Job
Reproduce all of the listing below without alteration.
BEGIN Given entries
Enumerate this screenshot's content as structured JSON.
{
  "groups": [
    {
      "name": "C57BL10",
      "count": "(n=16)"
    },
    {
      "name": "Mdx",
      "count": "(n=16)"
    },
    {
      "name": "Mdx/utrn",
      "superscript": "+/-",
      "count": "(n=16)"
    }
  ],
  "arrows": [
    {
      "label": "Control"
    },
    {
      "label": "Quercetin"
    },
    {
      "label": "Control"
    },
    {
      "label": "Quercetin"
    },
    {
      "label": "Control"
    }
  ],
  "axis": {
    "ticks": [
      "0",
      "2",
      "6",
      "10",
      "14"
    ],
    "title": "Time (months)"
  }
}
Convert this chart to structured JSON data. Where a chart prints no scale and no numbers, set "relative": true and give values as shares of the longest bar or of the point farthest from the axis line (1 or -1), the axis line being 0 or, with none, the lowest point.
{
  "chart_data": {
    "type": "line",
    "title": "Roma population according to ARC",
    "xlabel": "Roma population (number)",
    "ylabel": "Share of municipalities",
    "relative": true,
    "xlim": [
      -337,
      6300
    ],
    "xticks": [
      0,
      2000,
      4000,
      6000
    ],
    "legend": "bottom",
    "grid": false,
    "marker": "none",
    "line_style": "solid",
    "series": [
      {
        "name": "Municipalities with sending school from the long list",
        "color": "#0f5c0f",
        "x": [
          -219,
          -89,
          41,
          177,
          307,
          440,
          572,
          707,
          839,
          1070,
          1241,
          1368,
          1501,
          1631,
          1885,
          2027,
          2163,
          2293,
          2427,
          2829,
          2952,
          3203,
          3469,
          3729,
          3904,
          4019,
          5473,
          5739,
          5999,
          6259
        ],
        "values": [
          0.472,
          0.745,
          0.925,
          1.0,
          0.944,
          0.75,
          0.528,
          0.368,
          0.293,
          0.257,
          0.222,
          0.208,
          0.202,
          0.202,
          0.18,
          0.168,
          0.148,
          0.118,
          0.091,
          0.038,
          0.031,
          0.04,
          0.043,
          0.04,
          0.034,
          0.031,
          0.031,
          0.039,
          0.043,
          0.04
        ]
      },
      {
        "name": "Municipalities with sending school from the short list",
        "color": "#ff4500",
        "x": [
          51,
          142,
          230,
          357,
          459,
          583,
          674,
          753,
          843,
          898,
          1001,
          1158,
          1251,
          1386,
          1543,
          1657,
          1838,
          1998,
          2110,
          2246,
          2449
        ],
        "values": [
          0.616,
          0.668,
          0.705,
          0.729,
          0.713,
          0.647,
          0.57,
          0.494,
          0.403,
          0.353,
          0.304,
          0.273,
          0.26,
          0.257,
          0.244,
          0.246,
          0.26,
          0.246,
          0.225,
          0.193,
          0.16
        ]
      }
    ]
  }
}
END Given entries
Expected answer
Enumerate this screenshot's content as structured JSON.
{
  "groups": [
    {
      "name": "C57BL10",
      "count": "(n=16)"
    },
    {
      "name": "Mdx",
      "count": "(n=16)"
    },
    {
      "name": "Mdx/utrn",
      "superscript": "+/-",
      "count": "(n=16)"
    }
  ],
  "arrows": [
    {
      "label": "Control"
    },
    {
      "label": "Quercetin"
    },
    {
      "label": "Control"
    },
    {
      "label": "Quercetin"
    },
    {
      "label": "Control"
    }
  ],
  "axis": {
    "ticks": [
      "0",
      "2",
      "6",
      "10",
      "14"
    ],
    "title": "Time (months)"
  }
}
Convert this chart to structured JSON data. Where a chart prints no scale and no numbers, set "relative": true and give values as shares of the longest bar or of the point farthest from the axis line (1 or -1), the axis line being 0 or, with none, the lowest point.
{
  "chart_data": {
    "type": "line",
    "title": "Roma population according to ARC",
    "xlabel": "Roma population (number)",
    "ylabel": "Share of municipalities",
    "relative": true,
    "xlim": [
      -337,
      6300
    ],
    "xticks": [
      0,
      2000,
      4000,
      6000
    ],
    "legend": "bottom",
    "grid": false,
    "marker": "none",
    "line_style": "solid",
    "series": [
      {
        "name": "Municipalities with sending school from the long list",
        "color": "#0f5c0f",
        "x": [
          -219,
          -89,
          41,
          177,
          307,
          440,
          572,
          707,
          839,
          1070,
          1241,
          1368,
          1501,
          1631,
          1885,
          2027,
          2163,
          2293,
          2427,
          2829,
          2952,
          3203,
          3469,
          3729,
          3904,
          4019,
          5473,
          5739,
          5999,
          6259
        ],
        "values": [
          0.472,
          0.745,
          0.925,
          1.0,
          0.944,
          0.75,
          0.528,
          0.368,
          0.293,
          0.257,
          0.222,
          0.208,
          0.202,
          0.202,
          0.18,
          0.168,
          0.148,
          0.118,
          0.091,
          0.038,
          0.031,
          0.04,
          0.043,
          0.04,
          0.034,
          0.031,
          0.031,
          0.039,
          0.043,
          0.04
        ]
      },
      {
        "name": "Municipalities with sending school from the short list",
        "color": "#ff4500",
        "x": [
          51,
          142,
          230,
          357,
          459,
          583,
          674,
          753,
          843,
          898,
          1001,
          1158,
          1251,
          1386,
          1543,
          1657,
          1838,
          1998,
          2110,
          2246,
          2449
        ],
        "values": [
          0.616,
          0.668,
          0.705,
          0.729,
          0.713,
          0.647,
          0.57,
          0.494,
          0.403,
          0.353,
          0.304,
          0.273,
          0.26,
          0.257,
          0.244,
          0.246,
          0.26,
          0.246,
          0.225,
          0.193,
          0.16
        ]
      }
    ]
  }
}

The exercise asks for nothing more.